Return all the entries exactly, keeping pictures out.

■ Data to process ■
____________________
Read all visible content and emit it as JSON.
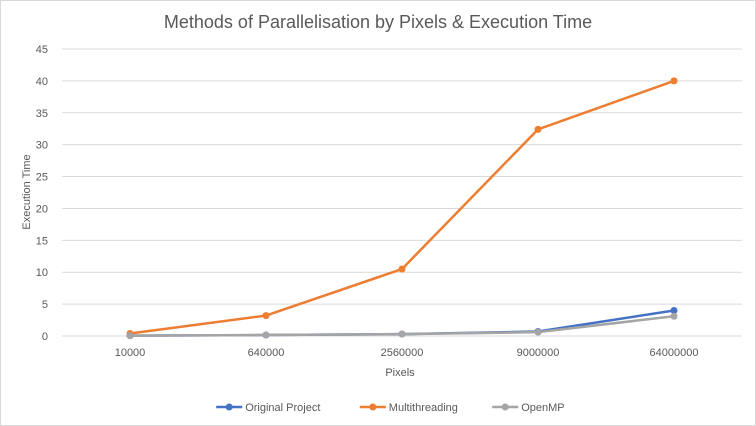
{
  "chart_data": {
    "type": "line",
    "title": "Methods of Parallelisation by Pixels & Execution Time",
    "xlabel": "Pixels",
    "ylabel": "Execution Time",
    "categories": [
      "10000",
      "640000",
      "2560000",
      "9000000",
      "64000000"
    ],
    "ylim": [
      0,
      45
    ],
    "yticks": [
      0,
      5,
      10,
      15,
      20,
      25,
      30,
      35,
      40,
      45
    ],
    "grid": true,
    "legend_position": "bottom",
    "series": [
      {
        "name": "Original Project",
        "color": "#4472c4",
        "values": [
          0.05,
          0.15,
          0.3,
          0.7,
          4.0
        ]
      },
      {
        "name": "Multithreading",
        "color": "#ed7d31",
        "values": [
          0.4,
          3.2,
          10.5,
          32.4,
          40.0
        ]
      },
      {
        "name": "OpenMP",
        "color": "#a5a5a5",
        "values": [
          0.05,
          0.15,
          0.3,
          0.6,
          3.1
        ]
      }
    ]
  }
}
____________________
■ Solved problem ■
Read all visible content and emit it as JSON.
{
  "chart_data": {
    "type": "line",
    "title": "Methods of Parallelisation by Pixels & Execution Time",
    "xlabel": "Pixels",
    "ylabel": "Execution Time",
    "categories": [
      "10000",
      "640000",
      "2560000",
      "9000000",
      "64000000"
    ],
    "ylim": [
      0,
      45
    ],
    "yticks": [
      0,
      5,
      10,
      15,
      20,
      25,
      30,
      35,
      40,
      45
    ],
    "grid": true,
    "legend_position": "bottom",
    "series": [
      {
        "name": "Original Project",
        "color": "#4472c4",
        "values": [
          0.05,
          0.15,
          0.3,
          0.7,
          4.0
        ]
      },
      {
        "name": "Multithreading",
        "color": "#ed7d31",
        "values": [
          0.4,
          3.2,
          10.5,
          32.4,
          40.0
        ]
      },
      {
        "name": "OpenMP",
        "color": "#a5a5a5",
        "values": [
          0.05,
          0.15,
          0.3,
          0.6,
          3.1
        ]
      }
    ]
  }
}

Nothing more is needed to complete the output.